[Do this] Exactly repeat all the records below, omitting the images they hold.

[Data supplied]
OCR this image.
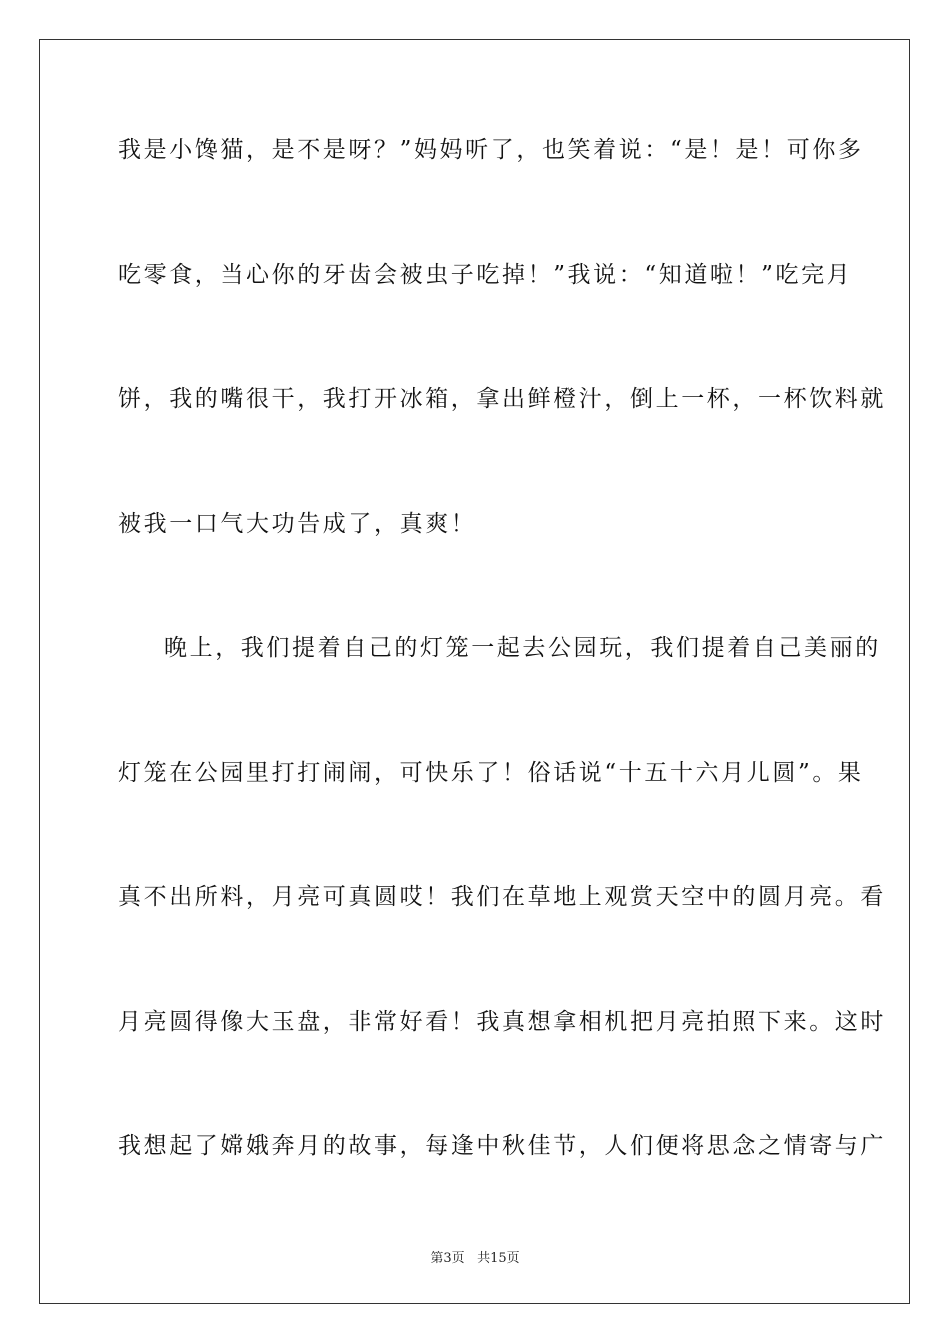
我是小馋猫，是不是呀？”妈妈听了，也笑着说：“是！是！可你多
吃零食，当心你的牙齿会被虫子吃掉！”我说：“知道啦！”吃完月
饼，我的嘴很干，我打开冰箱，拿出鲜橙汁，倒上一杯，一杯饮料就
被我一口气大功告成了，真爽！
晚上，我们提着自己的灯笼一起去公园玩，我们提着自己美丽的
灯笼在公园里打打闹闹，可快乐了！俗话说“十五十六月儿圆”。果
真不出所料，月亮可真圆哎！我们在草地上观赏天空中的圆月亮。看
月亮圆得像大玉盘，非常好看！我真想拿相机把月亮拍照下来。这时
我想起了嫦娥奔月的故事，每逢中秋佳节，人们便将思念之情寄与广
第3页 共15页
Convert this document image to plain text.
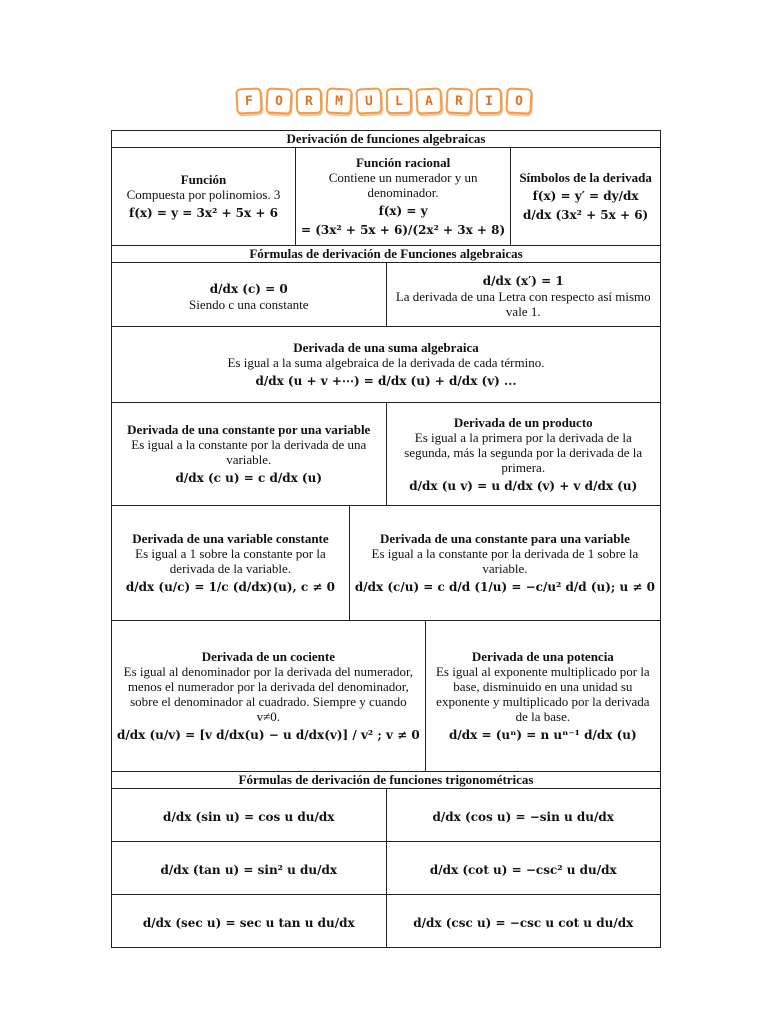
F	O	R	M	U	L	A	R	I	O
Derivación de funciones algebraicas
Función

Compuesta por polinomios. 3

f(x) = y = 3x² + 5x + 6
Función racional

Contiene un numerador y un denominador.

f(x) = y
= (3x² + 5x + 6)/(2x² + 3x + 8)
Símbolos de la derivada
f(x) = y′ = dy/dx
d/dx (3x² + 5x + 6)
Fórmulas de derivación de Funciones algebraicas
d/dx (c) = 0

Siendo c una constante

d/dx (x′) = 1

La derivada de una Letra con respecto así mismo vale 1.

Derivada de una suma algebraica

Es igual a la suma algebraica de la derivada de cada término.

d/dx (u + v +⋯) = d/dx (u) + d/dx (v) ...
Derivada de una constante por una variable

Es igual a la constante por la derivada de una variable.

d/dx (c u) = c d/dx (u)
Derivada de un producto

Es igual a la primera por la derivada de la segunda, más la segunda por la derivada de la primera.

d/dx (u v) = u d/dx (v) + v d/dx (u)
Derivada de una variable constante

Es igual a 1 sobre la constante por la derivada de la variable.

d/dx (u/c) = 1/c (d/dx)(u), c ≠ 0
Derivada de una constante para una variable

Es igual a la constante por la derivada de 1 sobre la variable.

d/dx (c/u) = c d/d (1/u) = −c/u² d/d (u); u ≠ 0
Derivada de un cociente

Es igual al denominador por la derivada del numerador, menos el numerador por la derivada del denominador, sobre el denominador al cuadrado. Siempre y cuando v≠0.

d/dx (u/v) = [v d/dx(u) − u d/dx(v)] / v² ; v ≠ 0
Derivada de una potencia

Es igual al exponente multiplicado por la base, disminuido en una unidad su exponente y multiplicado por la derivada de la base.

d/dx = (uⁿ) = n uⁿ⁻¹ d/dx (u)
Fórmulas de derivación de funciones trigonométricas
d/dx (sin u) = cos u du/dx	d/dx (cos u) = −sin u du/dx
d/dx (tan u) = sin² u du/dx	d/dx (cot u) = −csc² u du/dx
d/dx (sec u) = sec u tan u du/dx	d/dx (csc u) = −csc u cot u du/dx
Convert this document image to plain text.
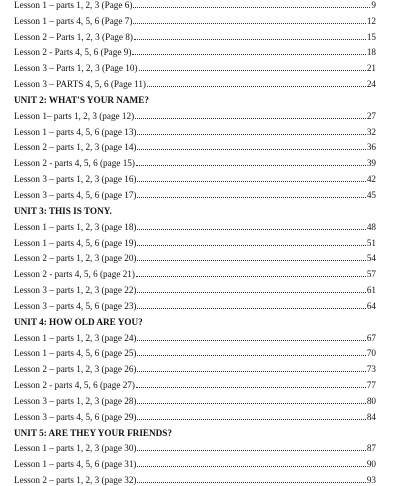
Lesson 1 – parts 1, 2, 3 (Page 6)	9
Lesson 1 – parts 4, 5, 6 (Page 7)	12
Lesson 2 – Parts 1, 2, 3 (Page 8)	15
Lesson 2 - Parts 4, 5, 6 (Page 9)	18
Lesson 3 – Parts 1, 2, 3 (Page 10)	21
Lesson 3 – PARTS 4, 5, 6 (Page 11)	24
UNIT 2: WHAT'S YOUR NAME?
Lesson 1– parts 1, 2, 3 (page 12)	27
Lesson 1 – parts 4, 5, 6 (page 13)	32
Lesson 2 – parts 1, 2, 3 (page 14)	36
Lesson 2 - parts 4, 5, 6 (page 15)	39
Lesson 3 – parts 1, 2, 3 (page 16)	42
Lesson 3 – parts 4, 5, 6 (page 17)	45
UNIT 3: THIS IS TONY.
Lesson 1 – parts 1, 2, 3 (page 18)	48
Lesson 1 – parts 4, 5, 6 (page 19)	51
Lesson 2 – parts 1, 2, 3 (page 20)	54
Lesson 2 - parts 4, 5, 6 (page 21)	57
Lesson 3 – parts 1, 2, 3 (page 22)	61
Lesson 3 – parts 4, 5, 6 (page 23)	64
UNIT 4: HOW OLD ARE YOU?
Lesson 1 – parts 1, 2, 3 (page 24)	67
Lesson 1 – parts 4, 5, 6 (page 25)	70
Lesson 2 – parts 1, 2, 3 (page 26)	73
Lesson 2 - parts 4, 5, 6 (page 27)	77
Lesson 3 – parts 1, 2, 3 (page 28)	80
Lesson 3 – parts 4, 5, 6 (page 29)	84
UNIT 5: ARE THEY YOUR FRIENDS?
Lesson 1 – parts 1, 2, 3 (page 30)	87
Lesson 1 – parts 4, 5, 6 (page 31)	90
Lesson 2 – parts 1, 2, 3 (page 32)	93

[Expected answer]
OCR this image.
我是小馋猫，是不是呀？”妈妈听了，也笑着说：“是！是！可你多
吃零食，当心你的牙齿会被虫子吃掉！”我说：“知道啦！”吃完月
饼，我的嘴很干，我打开冰箱，拿出鲜橙汁，倒上一杯，一杯饮料就
被我一口气大功告成了，真爽！
晚上，我们提着自己的灯笼一起去公园玩，我们提着自己美丽的
灯笼在公园里打打闹闹，可快乐了！俗话说“十五十六月儿圆”。果
真不出所料，月亮可真圆哎！我们在草地上观赏天空中的圆月亮。看
月亮圆得像大玉盘，非常好看！我真想拿相机把月亮拍照下来。这时
我想起了嫦娥奔月的故事，每逢中秋佳节，人们便将思念之情寄与广
第3页 共15页
Convert this document image to plain text.
F	O	R	M	U	L	A	R	I	O
Derivación de funciones algebraicas
Función

Compuesta por polinomios. 3

f(x) = y = 3x² + 5x + 6
Función racional

Contiene un numerador y un denominador.

f(x) = y
= (3x² + 5x + 6)/(2x² + 3x + 8)
Símbolos de la derivada
f(x) = y′ = dy/dx
d/dx (3x² + 5x + 6)
Fórmulas de derivación de Funciones algebraicas
d/dx (c) = 0

Siendo c una constante

d/dx (x′) = 1

La derivada de una Letra con respecto así mismo vale 1.

Derivada de una suma algebraica

Es igual a la suma algebraica de la derivada de cada término.

d/dx (u + v +⋯) = d/dx (u) + d/dx (v) ...
Derivada de una constante por una variable

Es igual a la constante por la derivada de una variable.

d/dx (c u) = c d/dx (u)
Derivada de un producto

Es igual a la primera por la derivada de la segunda, más la segunda por la derivada de la primera.

d/dx (u v) = u d/dx (v) + v d/dx (u)
Derivada de una variable constante

Es igual a 1 sobre la constante por la derivada de la variable.

d/dx (u/c) = 1/c (d/dx)(u), c ≠ 0
Derivada de una constante para una variable

Es igual a la constante por la derivada de 1 sobre la variable.

d/dx (c/u) = c d/d (1/u) = −c/u² d/d (u); u ≠ 0
Derivada de un cociente

Es igual al denominador por la derivada del numerador, menos el numerador por la derivada del denominador, sobre el denominador al cuadrado. Siempre y cuando v≠0.

d/dx (u/v) = [v d/dx(u) − u d/dx(v)] / v² ; v ≠ 0
Derivada de una potencia

Es igual al exponente multiplicado por la base, disminuido en una unidad su exponente y multiplicado por la derivada de la base.

d/dx = (uⁿ) = n uⁿ⁻¹ d/dx (u)
Fórmulas de derivación de funciones trigonométricas
d/dx (sin u) = cos u du/dx	d/dx (cos u) = −sin u du/dx
d/dx (tan u) = sin² u du/dx	d/dx (cot u) = −csc² u du/dx
d/dx (sec u) = sec u tan u du/dx	d/dx (csc u) = −csc u cot u du/dx
Convert this document image to plain text.
Lesson 1 – parts 1, 2, 3 (Page 6)	9
Lesson 1 – parts 4, 5, 6 (Page 7)	12
Lesson 2 – Parts 1, 2, 3 (Page 8)	15
Lesson 2 - Parts 4, 5, 6 (Page 9)	18
Lesson 3 – Parts 1, 2, 3 (Page 10)	21
Lesson 3 – PARTS 4, 5, 6 (Page 11)	24
UNIT 2: WHAT'S YOUR NAME?
Lesson 1– parts 1, 2, 3 (page 12)	27
Lesson 1 – parts 4, 5, 6 (page 13)	32
Lesson 2 – parts 1, 2, 3 (page 14)	36
Lesson 2 - parts 4, 5, 6 (page 15)	39
Lesson 3 – parts 1, 2, 3 (page 16)	42
Lesson 3 – parts 4, 5, 6 (page 17)	45
UNIT 3: THIS IS TONY.
Lesson 1 – parts 1, 2, 3 (page 18)	48
Lesson 1 – parts 4, 5, 6 (page 19)	51
Lesson 2 – parts 1, 2, 3 (page 20)	54
Lesson 2 - parts 4, 5, 6 (page 21)	57
Lesson 3 – parts 1, 2, 3 (page 22)	61
Lesson 3 – parts 4, 5, 6 (page 23)	64
UNIT 4: HOW OLD ARE YOU?
Lesson 1 – parts 1, 2, 3 (page 24)	67
Lesson 1 – parts 4, 5, 6 (page 25)	70
Lesson 2 – parts 1, 2, 3 (page 26)	73
Lesson 2 - parts 4, 5, 6 (page 27)	77
Lesson 3 – parts 1, 2, 3 (page 28)	80
Lesson 3 – parts 4, 5, 6 (page 29)	84
UNIT 5: ARE THEY YOUR FRIENDS?
Lesson 1 – parts 1, 2, 3 (page 30)	87
Lesson 1 – parts 4, 5, 6 (page 31)	90
Lesson 2 – parts 1, 2, 3 (page 32)	93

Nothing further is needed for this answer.